> OBJECTIVE
Extract every line that includes the string "deras".

○ ○ ○ ○ ○ ○ ○

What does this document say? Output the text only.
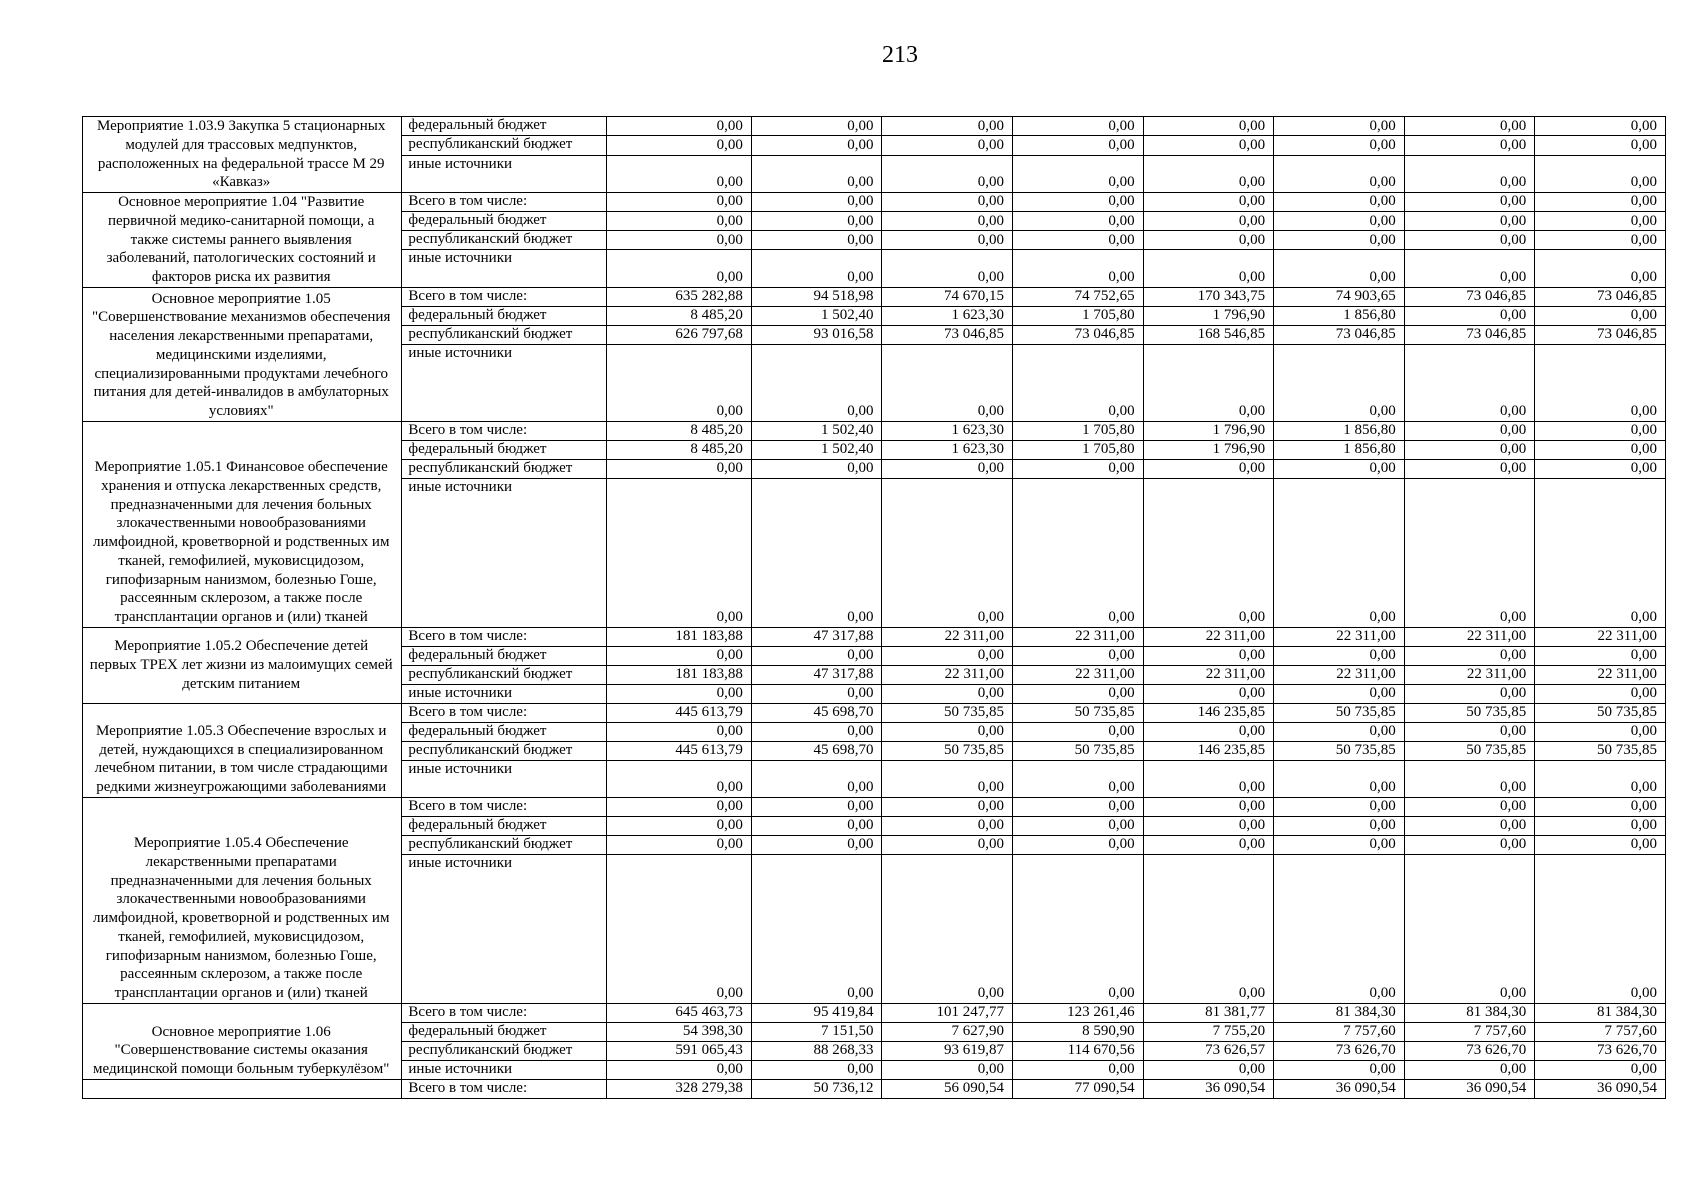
213
Мероприятие 1.03.9 Закупка 5 стационарных модулей для трассовых медпунктов, расположенных на федеральной трассе М 29 «Кавказ»	федеральный бюджет	0,00	0,00	0,00	0,00	0,00	0,00	0,00	0,00
	республиканский бюджет	0,00	0,00	0,00	0,00	0,00	0,00	0,00	0,00
	иные источники	0,00	0,00	0,00	0,00	0,00	0,00	0,00	0,00
Основное мероприятие 1.04 "Развитие первичной медико-санитарной помощи, а также системы раннего выявления заболеваний, патологических состояний и факторов риска их развития	Всего в том числе:	0,00	0,00	0,00	0,00	0,00	0,00	0,00	0,00
	федеральный бюджет	0,00	0,00	0,00	0,00	0,00	0,00	0,00	0,00
	республиканский бюджет	0,00	0,00	0,00	0,00	0,00	0,00	0,00	0,00
	иные источники	0,00	0,00	0,00	0,00	0,00	0,00	0,00	0,00
Основное мероприятие 1.05 "Совершенствование механизмов обеспечения населения лекарственными препаратами, медицинскими изделиями, специализированными продуктами лечебного питания для детей-инвалидов в амбулаторных условиях"	Всего в том числе:	635 282,88	94 518,98	74 670,15	74 752,65	170 343,75	74 903,65	73 046,85	73 046,85
	федеральный бюджет	8 485,20	1 502,40	1 623,30	1 705,80	1 796,90	1 856,80	0,00	0,00
	республиканский бюджет	626 797,68	93 016,58	73 046,85	73 046,85	168 546,85	73 046,85	73 046,85	73 046,85
	иные источники	0,00	0,00	0,00	0,00	0,00	0,00	0,00	0,00
Мероприятие 1.05.1 Финансовое обеспечение хранения и отпуска лекарственных средств, предназначенными для лечения больных злокачественными новообразованиями лимфоидной, кроветворной и родственных им тканей, гемофилией, муковисцидозом, гипофизарным нанизмом, болезнью Гоше, рассеянным склерозом, а также после трансплантации органов и (или) тканей	Всего в том числе:	8 485,20	1 502,40	1 623,30	1 705,80	1 796,90	1 856,80	0,00	0,00
	федеральный бюджет	8 485,20	1 502,40	1 623,30	1 705,80	1 796,90	1 856,80	0,00	0,00
	республиканский бюджет	0,00	0,00	0,00	0,00	0,00	0,00	0,00	0,00
	иные источники	0,00	0,00	0,00	0,00	0,00	0,00	0,00	0,00
Мероприятие 1.05.2 Обеспечение детей первых ТРЕХ лет жизни из малоимущих семей детским питанием	Всего в том числе:	181 183,88	47 317,88	22 311,00	22 311,00	22 311,00	22 311,00	22 311,00	22 311,00
	федеральный бюджет	0,00	0,00	0,00	0,00	0,00	0,00	0,00	0,00
	республиканский бюджет	181 183,88	47 317,88	22 311,00	22 311,00	22 311,00	22 311,00	22 311,00	22 311,00
	иные источники	0,00	0,00	0,00	0,00	0,00	0,00	0,00	0,00
Мероприятие 1.05.3 Обеспечение взрослых и детей, нуждающихся в специализированном лечебном питании, в том числе страдающими редкими жизнеугрожающими заболеваниями	Всего в том числе:	445 613,79	45 698,70	50 735,85	50 735,85	146 235,85	50 735,85	50 735,85	50 735,85
	федеральный бюджет	0,00	0,00	0,00	0,00	0,00	0,00	0,00	0,00
	республиканский бюджет	445 613,79	45 698,70	50 735,85	50 735,85	146 235,85	50 735,85	50 735,85	50 735,85
	иные источники	0,00	0,00	0,00	0,00	0,00	0,00	0,00	0,00
Мероприятие 1.05.4 Обеспечение лекарственными препаратами предназначенными для лечения больных злокачественными новообразованиями лимфоидной, кроветворной и родственных им тканей, гемофилией, муковисцидозом, гипофизарным нанизмом, болезнью Гоше, рассеянным склерозом, а также после трансплантации органов и (или) тканей	Всего в том числе:	0,00	0,00	0,00	0,00	0,00	0,00	0,00	0,00
	федеральный бюджет	0,00	0,00	0,00	0,00	0,00	0,00	0,00	0,00
	республиканский бюджет	0,00	0,00	0,00	0,00	0,00	0,00	0,00	0,00
	иные источники	0,00	0,00	0,00	0,00	0,00	0,00	0,00	0,00
Основное мероприятие 1.06 "Совершенствование системы оказания медицинской помощи больным туберкулёзом"	Всего в том числе:	645 463,73	95 419,84	101 247,77	123 261,46	81 381,77	81 384,30	81 384,30	81 384,30
	федеральный бюджет	54 398,30	7 151,50	7 627,90	8 590,90	7 755,20	7 757,60	7 757,60	7 757,60
	республиканский бюджет	591 065,43	88 268,33	93 619,87	114 670,56	73 626,57	73 626,70	73 626,70	73 626,70
	иные источники	0,00	0,00	0,00	0,00	0,00	0,00	0,00	0,00
	Всего в том числе:	328 279,38	50 736,12	56 090,54	77 090,54	36 090,54	36 090,54	36 090,54	36 090,54
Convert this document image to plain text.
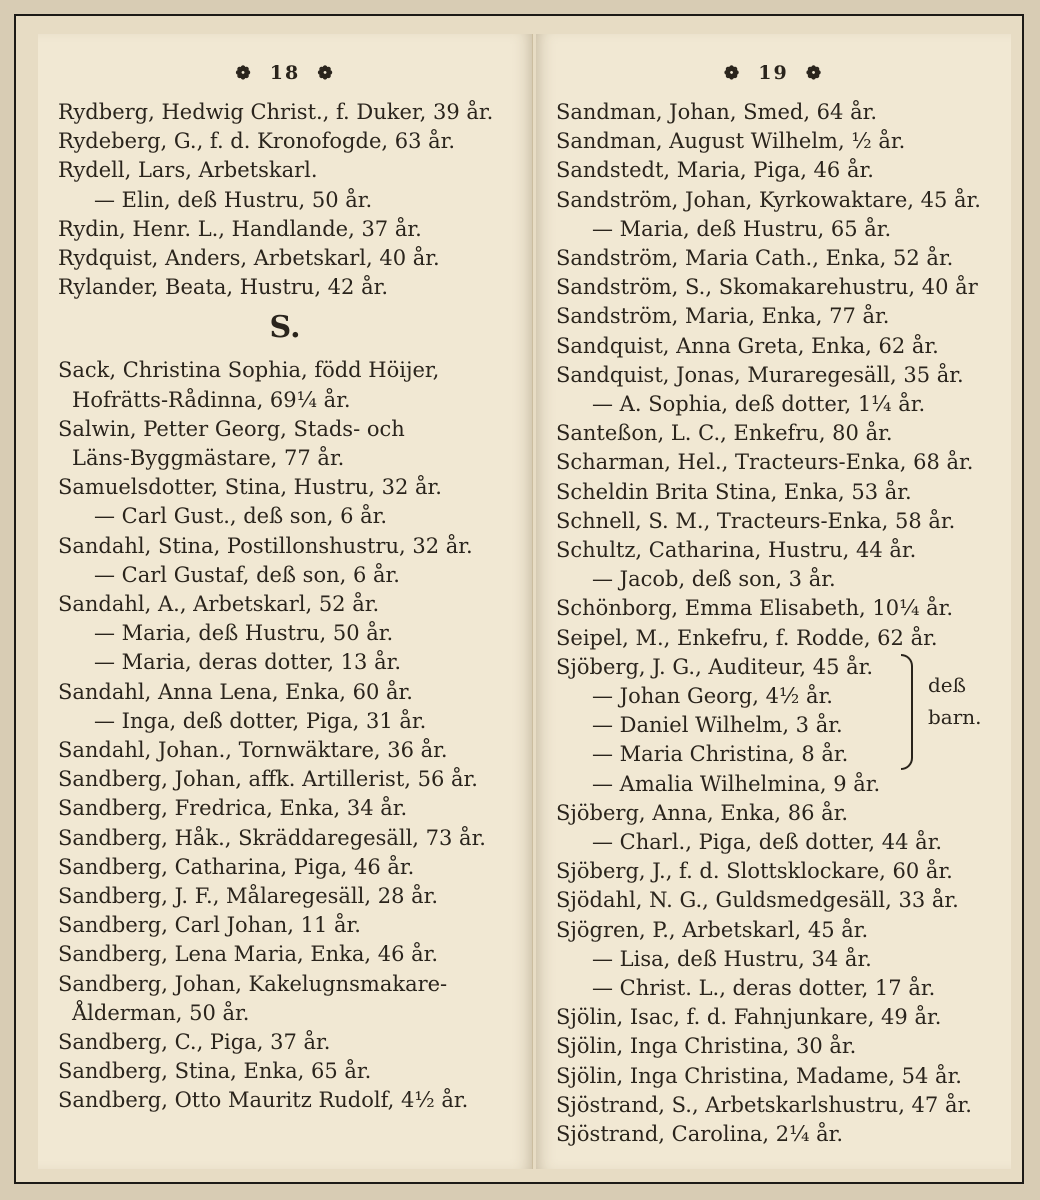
❁ 18 ❁
Rydberg, Hedwig Christ., f. Duker, 39 år.
Rydeberg, G., f. d. Kronofogde, 63 år.
Rydell, Lars, Arbetskarl.
— Elin, deß Hustru, 50 år.
Rydin, Henr. L., Handlande, 37 år.
Rydquist, Anders, Arbetskarl, 40 år.
Rylander, Beata, Hustru, 42 år.
S.
Sack, Christina Sophia, född Höijer,
Hofrätts-Rådinna, 69¼ år.
Salwin, Petter Georg, Stads- och
Läns-Byggmästare, 77 år.
Samuelsdotter, Stina, Hustru, 32 år.
— Carl Gust., deß son, 6 år.
Sandahl, Stina, Postillonshustru, 32 år.
— Carl Gustaf, deß son, 6 år.
Sandahl, A., Arbetskarl, 52 år.
— Maria, deß Hustru, 50 år.
— Maria, deras dotter, 13 år.
Sandahl, Anna Lena, Enka, 60 år.
— Inga, deß dotter, Piga, 31 år.
Sandahl, Johan., Tornwäktare, 36 år.
Sandberg, Johan, affk. Artillerist, 56 år.
Sandberg, Fredrica, Enka, 34 år.
Sandberg, Håk., Skräddaregesäll, 73 år.
Sandberg, Catharina, Piga, 46 år.
Sandberg, J. F., Målaregesäll, 28 år.
Sandberg, Carl Johan, 11 år.
Sandberg, Lena Maria, Enka, 46 år.
Sandberg, Johan, Kakelugnsmakare-
Ålderman, 50 år.
Sandberg, C., Piga, 37 år.
Sandberg, Stina, Enka, 65 år.
Sandberg, Otto Mauritz Rudolf, 4½ år.
❁ 19 ❁
Sandman, Johan, Smed, 64 år.
Sandman, August Wilhelm, ½ år.
Sandstedt, Maria, Piga, 46 år.
Sandström, Johan, Kyrkowaktare, 45 år.
— Maria, deß Hustru, 65 år.
Sandström, Maria Cath., Enka, 52 år.
Sandström, S., Skomakarehustru, 40 år
Sandström, Maria, Enka, 77 år.
Sandquist, Anna Greta, Enka, 62 år.
Sandquist, Jonas, Muraregesäll, 35 år.
— A. Sophia, deß dotter, 1¼ år.
Santeßon, L. C., Enkefru, 80 år.
Scharman, Hel., Tracteurs-Enka, 68 år.
Scheldin Brita Stina, Enka, 53 år.
Schnell, S. M., Tracteurs-Enka, 58 år.
Schultz, Catharina, Hustru, 44 år.
— Jacob, deß son, 3 år.
Schönborg, Emma Elisabeth, 10¼ år.
Seipel, M., Enkefru, f. Rodde, 62 år.
Sjöberg, J. G., Auditeur, 45 år.
— Johan Georg, 4½ år.
— Daniel Wilhelm, 3 år.
— Maria Christina, 8 år.
— Amalia Wilhelmina, 9 år.
Sjöberg, Anna, Enka, 86 år.
— Charl., Piga, deß dotter, 44 år.
Sjöberg, J., f. d. Slottsklockare, 60 år.
Sjödahl, N. G., Guldsmedgesäll, 33 år.
Sjögren, P., Arbetskarl, 45 år.
— Lisa, deß Hustru, 34 år.
— Christ. L., deras dotter, 17 år.
Sjölin, Isac, f. d. Fahnjunkare, 49 år.
Sjölin, Inga Christina, 30 år.
Sjölin, Inga Christina, Madame, 54 år.
Sjöstrand, S., Arbetskarlshustru, 47 år.
Sjöstrand, Carolina, 2¼ år.
deß
barn.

○ ○ ○ ○ ○ ○ ○

> COMPLETE RESPONSE
— Maria, deras dotter, 13 år.
— Christ. L., deras dotter, 17 år.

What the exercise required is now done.